** begin Information given **
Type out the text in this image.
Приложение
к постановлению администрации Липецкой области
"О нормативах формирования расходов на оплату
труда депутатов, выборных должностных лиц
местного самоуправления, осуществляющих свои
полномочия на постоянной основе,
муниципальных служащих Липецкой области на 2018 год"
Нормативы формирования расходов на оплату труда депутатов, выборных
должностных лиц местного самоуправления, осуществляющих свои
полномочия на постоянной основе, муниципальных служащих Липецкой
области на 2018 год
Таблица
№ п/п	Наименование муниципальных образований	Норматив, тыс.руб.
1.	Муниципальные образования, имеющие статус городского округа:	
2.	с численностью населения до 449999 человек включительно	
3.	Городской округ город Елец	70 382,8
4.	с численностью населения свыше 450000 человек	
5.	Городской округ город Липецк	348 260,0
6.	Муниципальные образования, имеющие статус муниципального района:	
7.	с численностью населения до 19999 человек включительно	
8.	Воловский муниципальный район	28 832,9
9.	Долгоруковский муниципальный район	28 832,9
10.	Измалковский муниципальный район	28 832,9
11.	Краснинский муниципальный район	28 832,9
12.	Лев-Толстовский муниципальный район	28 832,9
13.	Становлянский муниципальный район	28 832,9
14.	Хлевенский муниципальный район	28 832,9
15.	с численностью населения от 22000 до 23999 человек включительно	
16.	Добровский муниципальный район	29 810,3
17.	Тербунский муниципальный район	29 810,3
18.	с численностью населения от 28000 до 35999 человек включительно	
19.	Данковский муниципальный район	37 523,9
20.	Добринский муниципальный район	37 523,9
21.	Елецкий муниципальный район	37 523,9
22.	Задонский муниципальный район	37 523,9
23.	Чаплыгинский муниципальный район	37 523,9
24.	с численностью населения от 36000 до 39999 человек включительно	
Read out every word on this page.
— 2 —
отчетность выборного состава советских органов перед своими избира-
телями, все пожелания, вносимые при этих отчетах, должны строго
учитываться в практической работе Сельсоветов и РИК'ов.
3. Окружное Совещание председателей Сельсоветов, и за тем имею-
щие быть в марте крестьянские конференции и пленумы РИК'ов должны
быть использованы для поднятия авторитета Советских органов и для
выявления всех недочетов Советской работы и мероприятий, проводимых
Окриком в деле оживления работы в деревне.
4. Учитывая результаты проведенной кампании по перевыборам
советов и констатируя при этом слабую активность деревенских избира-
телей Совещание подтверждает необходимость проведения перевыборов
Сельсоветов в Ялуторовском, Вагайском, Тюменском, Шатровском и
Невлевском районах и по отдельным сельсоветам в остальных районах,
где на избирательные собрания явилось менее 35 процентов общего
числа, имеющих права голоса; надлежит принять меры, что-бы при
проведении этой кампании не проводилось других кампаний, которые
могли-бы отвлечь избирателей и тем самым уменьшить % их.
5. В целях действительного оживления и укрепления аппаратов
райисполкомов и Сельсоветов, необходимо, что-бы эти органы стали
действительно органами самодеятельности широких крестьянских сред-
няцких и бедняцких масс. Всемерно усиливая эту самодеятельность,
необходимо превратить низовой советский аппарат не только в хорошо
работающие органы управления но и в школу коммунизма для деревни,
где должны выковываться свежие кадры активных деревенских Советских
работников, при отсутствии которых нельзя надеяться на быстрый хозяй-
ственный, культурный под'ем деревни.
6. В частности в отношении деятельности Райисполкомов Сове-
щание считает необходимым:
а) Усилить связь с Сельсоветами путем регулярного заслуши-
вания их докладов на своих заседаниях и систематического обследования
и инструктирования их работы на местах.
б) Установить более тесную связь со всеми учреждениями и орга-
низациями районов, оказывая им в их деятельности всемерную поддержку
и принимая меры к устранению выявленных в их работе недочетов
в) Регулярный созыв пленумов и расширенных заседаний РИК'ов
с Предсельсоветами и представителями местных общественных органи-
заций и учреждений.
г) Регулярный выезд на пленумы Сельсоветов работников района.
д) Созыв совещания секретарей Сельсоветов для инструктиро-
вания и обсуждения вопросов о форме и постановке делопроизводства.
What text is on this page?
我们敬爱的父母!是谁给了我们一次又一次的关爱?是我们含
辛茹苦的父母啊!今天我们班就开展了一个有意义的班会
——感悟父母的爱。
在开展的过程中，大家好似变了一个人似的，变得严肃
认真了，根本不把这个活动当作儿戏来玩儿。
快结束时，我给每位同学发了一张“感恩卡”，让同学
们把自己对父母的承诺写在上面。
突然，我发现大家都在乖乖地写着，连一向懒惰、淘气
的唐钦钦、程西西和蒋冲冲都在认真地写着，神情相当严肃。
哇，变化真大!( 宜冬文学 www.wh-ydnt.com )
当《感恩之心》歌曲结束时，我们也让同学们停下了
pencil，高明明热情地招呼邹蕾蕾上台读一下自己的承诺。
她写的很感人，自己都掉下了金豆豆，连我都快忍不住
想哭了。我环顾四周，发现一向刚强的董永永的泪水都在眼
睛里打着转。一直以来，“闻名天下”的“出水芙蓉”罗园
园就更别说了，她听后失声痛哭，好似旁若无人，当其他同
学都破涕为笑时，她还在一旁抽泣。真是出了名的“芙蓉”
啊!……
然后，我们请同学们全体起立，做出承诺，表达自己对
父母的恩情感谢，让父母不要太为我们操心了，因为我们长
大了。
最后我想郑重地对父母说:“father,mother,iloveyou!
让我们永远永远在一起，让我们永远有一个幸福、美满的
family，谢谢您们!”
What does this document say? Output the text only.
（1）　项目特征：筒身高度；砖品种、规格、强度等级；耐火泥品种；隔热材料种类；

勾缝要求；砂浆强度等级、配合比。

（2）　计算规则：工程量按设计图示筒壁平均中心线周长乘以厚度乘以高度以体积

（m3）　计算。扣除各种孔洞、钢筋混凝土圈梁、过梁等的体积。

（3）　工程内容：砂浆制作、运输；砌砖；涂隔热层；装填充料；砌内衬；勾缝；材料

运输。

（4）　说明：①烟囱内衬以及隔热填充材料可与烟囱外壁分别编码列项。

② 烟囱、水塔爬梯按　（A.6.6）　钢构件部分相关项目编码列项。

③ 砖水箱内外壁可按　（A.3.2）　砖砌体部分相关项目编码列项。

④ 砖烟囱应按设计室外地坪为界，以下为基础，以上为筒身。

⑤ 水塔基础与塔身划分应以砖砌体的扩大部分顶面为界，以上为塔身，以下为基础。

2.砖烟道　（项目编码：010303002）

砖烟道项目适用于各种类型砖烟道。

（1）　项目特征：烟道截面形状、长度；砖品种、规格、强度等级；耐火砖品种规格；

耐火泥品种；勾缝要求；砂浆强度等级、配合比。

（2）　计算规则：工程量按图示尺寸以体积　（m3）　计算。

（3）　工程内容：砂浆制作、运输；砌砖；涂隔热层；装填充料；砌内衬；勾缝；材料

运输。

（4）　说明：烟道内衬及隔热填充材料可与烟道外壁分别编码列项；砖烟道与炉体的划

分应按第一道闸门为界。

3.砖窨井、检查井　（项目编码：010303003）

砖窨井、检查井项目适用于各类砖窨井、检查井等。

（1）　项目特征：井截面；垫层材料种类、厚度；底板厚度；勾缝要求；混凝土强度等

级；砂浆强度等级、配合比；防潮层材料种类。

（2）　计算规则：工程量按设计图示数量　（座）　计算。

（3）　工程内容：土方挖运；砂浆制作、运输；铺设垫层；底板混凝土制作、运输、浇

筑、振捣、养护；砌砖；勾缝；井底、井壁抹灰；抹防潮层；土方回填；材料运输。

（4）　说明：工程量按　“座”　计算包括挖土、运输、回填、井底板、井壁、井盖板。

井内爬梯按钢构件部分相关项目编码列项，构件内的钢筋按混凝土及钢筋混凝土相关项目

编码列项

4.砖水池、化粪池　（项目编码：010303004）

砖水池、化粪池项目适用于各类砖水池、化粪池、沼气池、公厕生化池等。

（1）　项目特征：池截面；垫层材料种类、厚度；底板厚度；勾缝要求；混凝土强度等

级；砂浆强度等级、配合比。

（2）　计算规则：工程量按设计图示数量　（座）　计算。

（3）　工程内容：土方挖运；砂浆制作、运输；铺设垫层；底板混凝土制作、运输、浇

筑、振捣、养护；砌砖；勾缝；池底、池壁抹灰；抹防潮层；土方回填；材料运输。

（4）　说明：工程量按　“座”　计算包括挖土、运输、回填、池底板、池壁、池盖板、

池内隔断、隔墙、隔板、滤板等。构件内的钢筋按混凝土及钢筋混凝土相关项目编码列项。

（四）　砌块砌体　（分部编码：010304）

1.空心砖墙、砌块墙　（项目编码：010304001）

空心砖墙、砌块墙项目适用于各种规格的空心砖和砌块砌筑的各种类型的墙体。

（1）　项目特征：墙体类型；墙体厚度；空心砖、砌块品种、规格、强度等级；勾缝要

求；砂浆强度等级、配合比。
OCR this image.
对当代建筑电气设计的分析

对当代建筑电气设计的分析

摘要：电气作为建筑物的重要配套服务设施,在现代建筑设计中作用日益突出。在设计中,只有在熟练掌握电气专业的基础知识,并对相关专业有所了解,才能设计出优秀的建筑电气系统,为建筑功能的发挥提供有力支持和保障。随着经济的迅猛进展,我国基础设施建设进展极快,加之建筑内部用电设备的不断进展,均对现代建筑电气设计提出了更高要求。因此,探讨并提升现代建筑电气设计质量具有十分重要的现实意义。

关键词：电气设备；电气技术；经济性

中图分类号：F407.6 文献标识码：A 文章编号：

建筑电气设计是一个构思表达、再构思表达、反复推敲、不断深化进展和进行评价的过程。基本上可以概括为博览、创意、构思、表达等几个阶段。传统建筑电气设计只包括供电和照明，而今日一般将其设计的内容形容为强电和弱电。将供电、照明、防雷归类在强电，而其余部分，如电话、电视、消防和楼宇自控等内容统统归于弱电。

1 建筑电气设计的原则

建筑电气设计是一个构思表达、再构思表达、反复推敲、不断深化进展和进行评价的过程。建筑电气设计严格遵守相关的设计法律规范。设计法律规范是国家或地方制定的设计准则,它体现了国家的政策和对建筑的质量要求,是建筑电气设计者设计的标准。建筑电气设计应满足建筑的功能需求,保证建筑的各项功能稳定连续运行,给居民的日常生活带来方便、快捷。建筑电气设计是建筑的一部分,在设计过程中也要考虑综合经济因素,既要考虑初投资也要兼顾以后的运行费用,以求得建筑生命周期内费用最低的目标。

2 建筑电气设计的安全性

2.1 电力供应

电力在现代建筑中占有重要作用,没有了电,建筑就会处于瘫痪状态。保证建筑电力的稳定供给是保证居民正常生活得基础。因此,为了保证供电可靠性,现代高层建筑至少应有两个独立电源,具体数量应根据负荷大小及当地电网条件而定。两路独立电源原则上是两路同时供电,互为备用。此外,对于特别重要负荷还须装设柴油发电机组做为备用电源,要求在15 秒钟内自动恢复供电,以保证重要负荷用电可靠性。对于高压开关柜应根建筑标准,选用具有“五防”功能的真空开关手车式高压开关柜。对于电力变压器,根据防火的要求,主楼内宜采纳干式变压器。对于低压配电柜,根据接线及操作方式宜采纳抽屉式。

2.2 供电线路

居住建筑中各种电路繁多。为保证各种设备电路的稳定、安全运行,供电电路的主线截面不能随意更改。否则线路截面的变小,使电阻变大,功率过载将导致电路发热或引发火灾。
** end Information given **
Exercise brief: Gather each line in the entries above where the string "底板厚度" is found.

Output:
（1）　项目特征：井截面；垫层材料种类、厚度；底板厚度；勾缝要求；混凝土强度等
（1）　项目特征：池截面；垫层材料种类、厚度；底板厚度；勾缝要求；混凝土强度等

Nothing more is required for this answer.